Data lines →
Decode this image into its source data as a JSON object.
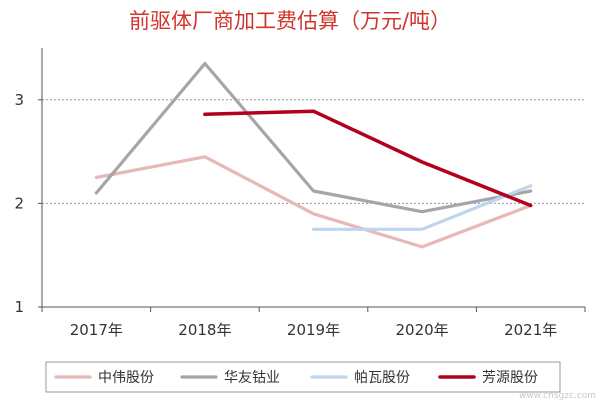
{
  "chart_data": {
    "type": "line",
    "title": "前驱体厂商加工费估算（万元/吨）",
    "xlabel": "",
    "ylabel": "",
    "categories": [
      "2017年",
      "2018年",
      "2019年",
      "2020年",
      "2021年"
    ],
    "ylim": [
      1,
      3.5
    ],
    "yticks": [
      "1",
      "2",
      "3"
    ],
    "grid": "horizontal dotted at 2 and 3",
    "legend_position": "bottom",
    "series": [
      {
        "name": "中伟股份",
        "color": "#e8b7b8",
        "values": [
          2.25,
          2.45,
          1.9,
          1.58,
          1.98
        ]
      },
      {
        "name": "华友钴业",
        "color": "#a6a6a6",
        "values": [
          2.1,
          3.35,
          2.12,
          1.92,
          2.12
        ]
      },
      {
        "name": "帕瓦股份",
        "color": "#bdd6ee",
        "values": [
          null,
          null,
          1.75,
          1.75,
          2.17
        ]
      },
      {
        "name": "芳源股份",
        "color": "#b2001f",
        "values": [
          null,
          2.86,
          2.89,
          2.4,
          1.98
        ]
      }
    ]
  },
  "watermark": "www.cnsgzc.com"
}
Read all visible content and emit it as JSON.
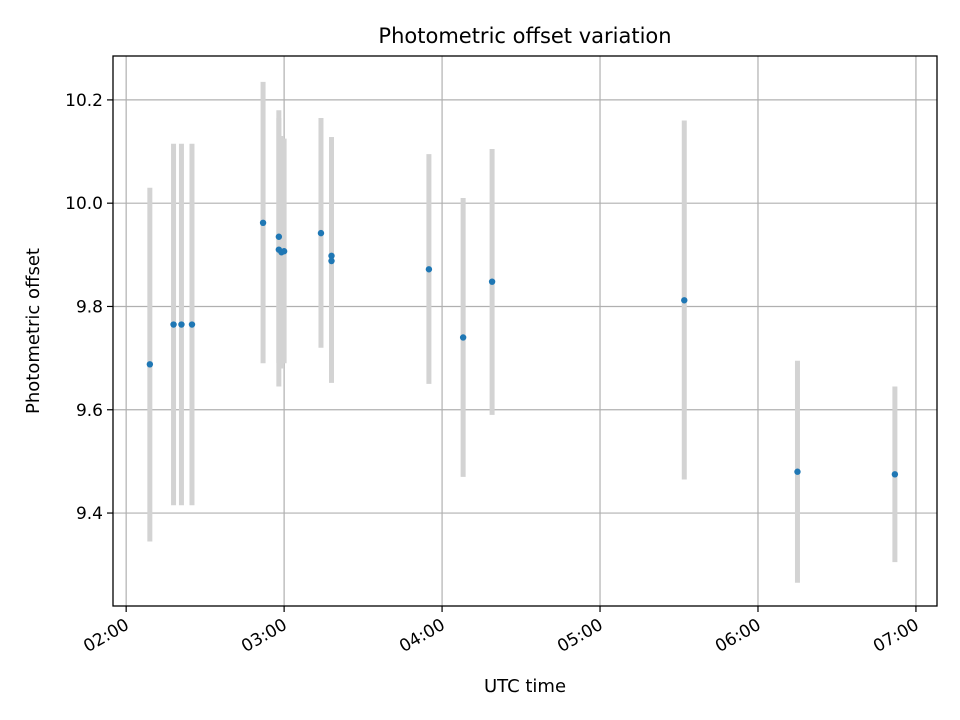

Task requirements → Each record above must be returned exactly as written, with its pictures omitted.

Result of this task →
Decode this image into its source data as a JSON object.
{
  "chart_data": {
    "type": "line",
    "title": "前驱体厂商加工费估算（万元/吨）",
    "xlabel": "",
    "ylabel": "",
    "categories": [
      "2017年",
      "2018年",
      "2019年",
      "2020年",
      "2021年"
    ],
    "ylim": [
      1,
      3.5
    ],
    "yticks": [
      "1",
      "2",
      "3"
    ],
    "grid": "horizontal dotted at 2 and 3",
    "legend_position": "bottom",
    "series": [
      {
        "name": "中伟股份",
        "color": "#e8b7b8",
        "values": [
          2.25,
          2.45,
          1.9,
          1.58,
          1.98
        ]
      },
      {
        "name": "华友钴业",
        "color": "#a6a6a6",
        "values": [
          2.1,
          3.35,
          2.12,
          1.92,
          2.12
        ]
      },
      {
        "name": "帕瓦股份",
        "color": "#bdd6ee",
        "values": [
          null,
          null,
          1.75,
          1.75,
          2.17
        ]
      },
      {
        "name": "芳源股份",
        "color": "#b2001f",
        "values": [
          null,
          2.86,
          2.89,
          2.4,
          1.98
        ]
      }
    ]
  },
  "watermark": "www.cnsgzc.com"
}
Read all visible content and emit it as JSON.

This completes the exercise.